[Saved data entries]

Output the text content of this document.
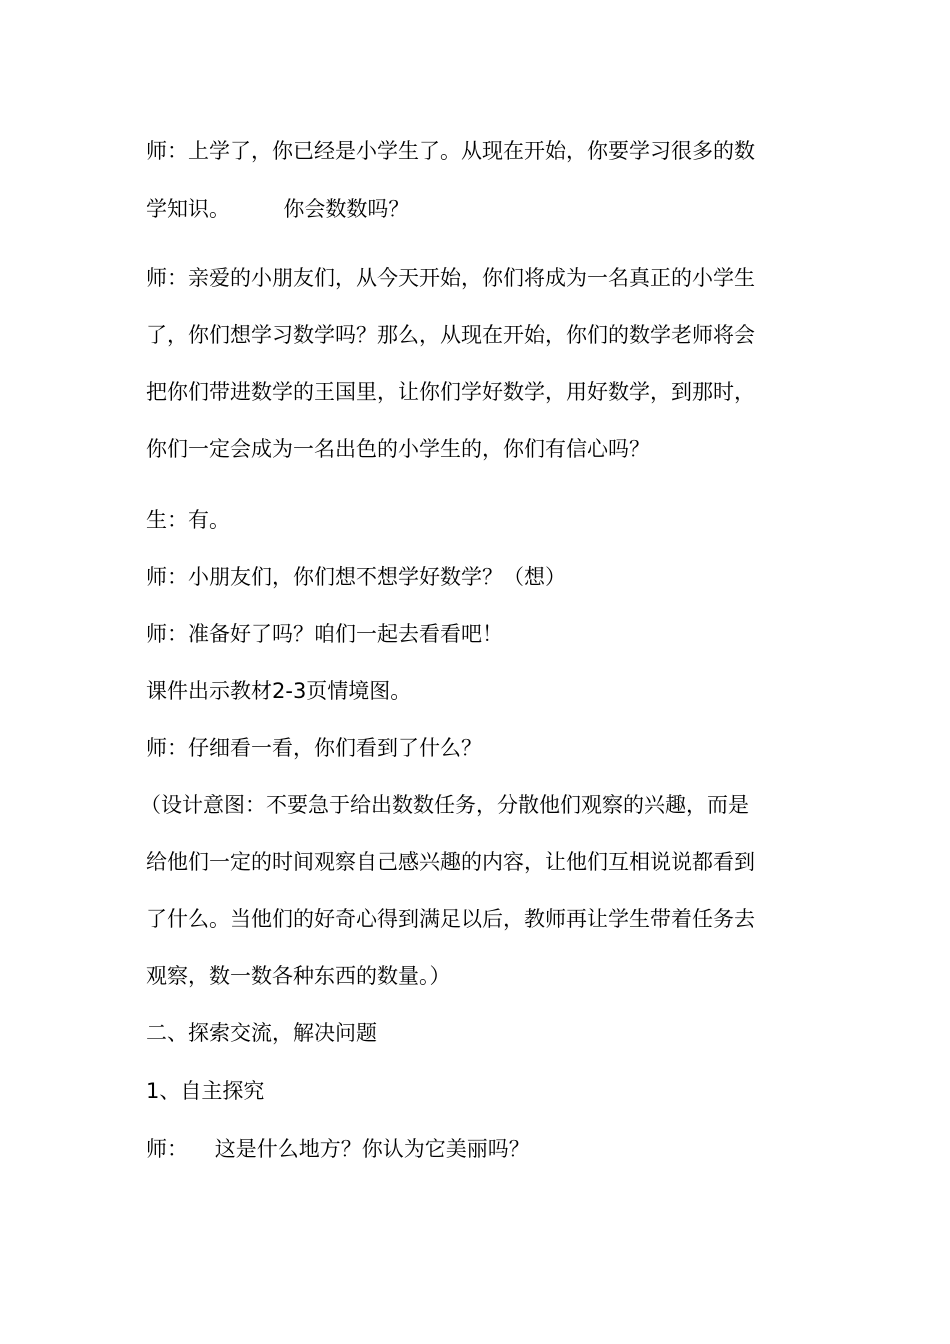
师：上学了，你已经是小学生了。从现在开始，你要学习很多的数

学知识。        你会数数吗？

师：亲爱的小朋友们，从今天开始，你们将成为一名真正的小学生

了，你们想学习数学吗？那么，从现在开始，你们的数学老师将会

把你们带进数学的王国里，让你们学好数学，用好数学，到那时，

你们一定会成为一名出色的小学生的，你们有信心吗？

生：有。

师：小朋友们，你们想不想学好数学？（想）

师：准备好了吗？咱们一起去看看吧！

课件出示教材2-3页情境图。

师：仔细看一看，你们看到了什么？

（设计意图：不要急于给出数数任务，分散他们观察的兴趣，而是

给他们一定的时间观察自己感兴趣的内容，让他们互相说说都看到

了什么。当他们的好奇心得到满足以后，教师再让学生带着任务去

观察，数一数各种东西的数量。）

二、探索交流，解决问题

1、自主探究

师：    这是什么地方？你认为它美丽吗？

[THE EXERCISE] Copy all lines from the material that contain "从现在开始".

[WRITTEN ANSWER]
师：上学了，你已经是小学生了。从现在开始，你要学习很多的数
了，你们想学习数学吗？那么，从现在开始，你们的数学老师将会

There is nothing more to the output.